| Exercise materials |
%%

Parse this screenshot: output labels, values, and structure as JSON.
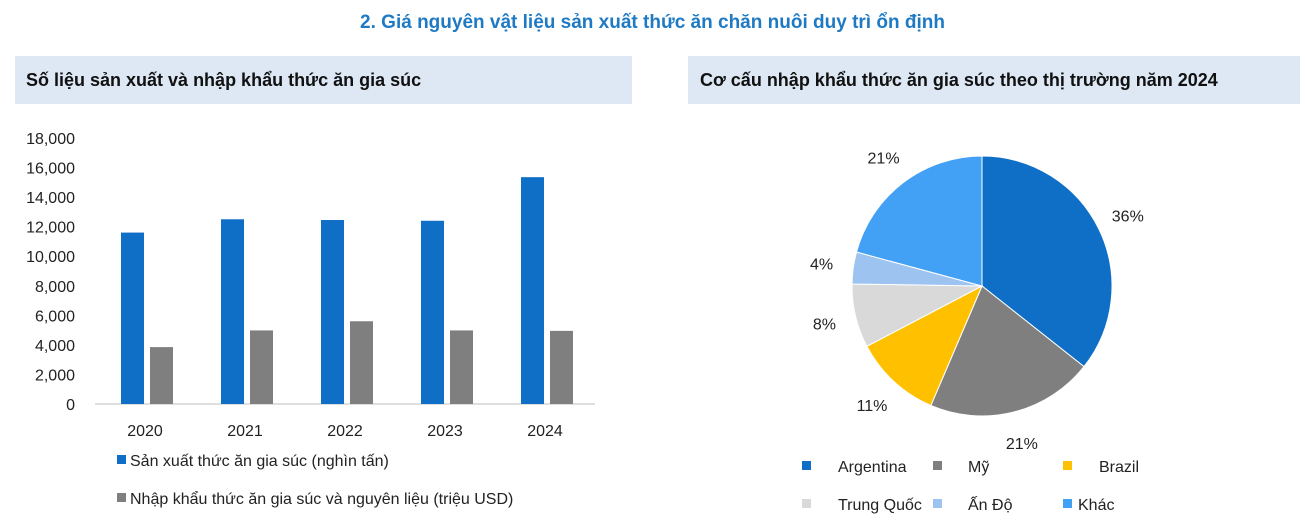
{
  "page_title": "2.   Giá nguyên vật liệu sản xuất thức ăn chăn nuôi duy trì ổn định",
  "chart_data": [
    {
      "type": "bar",
      "title": "Số liệu sản xuất và nhập khẩu thức ăn gia súc",
      "categories": [
        "2020",
        "2021",
        "2022",
        "2023",
        "2024"
      ],
      "series": [
        {
          "name": "Sản xuất thức ăn gia súc (nghìn tấn)",
          "values": [
            11600,
            12500,
            12450,
            12400,
            15350
          ],
          "color": "#0f6fc6"
        },
        {
          "name": "Nhập khẩu thức ăn gia súc và nguyên liệu (triệu USD)",
          "values": [
            3850,
            4980,
            5600,
            4980,
            4950
          ],
          "color": "#7f7f7f"
        }
      ],
      "ylim": [
        0,
        18000
      ],
      "yticks": [
        "0",
        "2,000",
        "4,000",
        "6,000",
        "8,000",
        "10,000",
        "12,000",
        "14,000",
        "16,000",
        "18,000"
      ],
      "grid": false,
      "legend": "bottom"
    },
    {
      "type": "pie",
      "title": "Cơ cấu nhập khẩu thức ăn gia súc theo thị trường năm 2024",
      "slices": [
        {
          "label": "Argentina",
          "value": 36,
          "text": "36%",
          "color": "#0f6fc6"
        },
        {
          "label": "Mỹ",
          "value": 21,
          "text": "21%",
          "color": "#7f7f7f"
        },
        {
          "label": "Brazil",
          "value": 11,
          "text": "11%",
          "color": "#ffc000"
        },
        {
          "label": "Trung Quốc",
          "value": 8,
          "text": "8%",
          "color": "#d9d9d9"
        },
        {
          "label": "Ấn Độ",
          "value": 4,
          "text": "4%",
          "color": "#9dc3f0"
        },
        {
          "label": "Khác",
          "value": 21,
          "text": "21%",
          "color": "#42a0f5"
        }
      ],
      "legend": "bottom"
    }
  ]
}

%%

| Required task |
Copy the records exactly. Skip the pictures.

| Answer |
Parse this screenshot: output labels, values, and structure as JSON.
{
  "page_title": "2.   Giá nguyên vật liệu sản xuất thức ăn chăn nuôi duy trì ổn định",
  "chart_data": [
    {
      "type": "bar",
      "title": "Số liệu sản xuất và nhập khẩu thức ăn gia súc",
      "categories": [
        "2020",
        "2021",
        "2022",
        "2023",
        "2024"
      ],
      "series": [
        {
          "name": "Sản xuất thức ăn gia súc (nghìn tấn)",
          "values": [
            11600,
            12500,
            12450,
            12400,
            15350
          ],
          "color": "#0f6fc6"
        },
        {
          "name": "Nhập khẩu thức ăn gia súc và nguyên liệu (triệu USD)",
          "values": [
            3850,
            4980,
            5600,
            4980,
            4950
          ],
          "color": "#7f7f7f"
        }
      ],
      "ylim": [
        0,
        18000
      ],
      "yticks": [
        "0",
        "2,000",
        "4,000",
        "6,000",
        "8,000",
        "10,000",
        "12,000",
        "14,000",
        "16,000",
        "18,000"
      ],
      "grid": false,
      "legend": "bottom"
    },
    {
      "type": "pie",
      "title": "Cơ cấu nhập khẩu thức ăn gia súc theo thị trường năm 2024",
      "slices": [
        {
          "label": "Argentina",
          "value": 36,
          "text": "36%",
          "color": "#0f6fc6"
        },
        {
          "label": "Mỹ",
          "value": 21,
          "text": "21%",
          "color": "#7f7f7f"
        },
        {
          "label": "Brazil",
          "value": 11,
          "text": "11%",
          "color": "#ffc000"
        },
        {
          "label": "Trung Quốc",
          "value": 8,
          "text": "8%",
          "color": "#d9d9d9"
        },
        {
          "label": "Ấn Độ",
          "value": 4,
          "text": "4%",
          "color": "#9dc3f0"
        },
        {
          "label": "Khác",
          "value": 21,
          "text": "21%",
          "color": "#42a0f5"
        }
      ],
      "legend": "bottom"
    }
  ]
}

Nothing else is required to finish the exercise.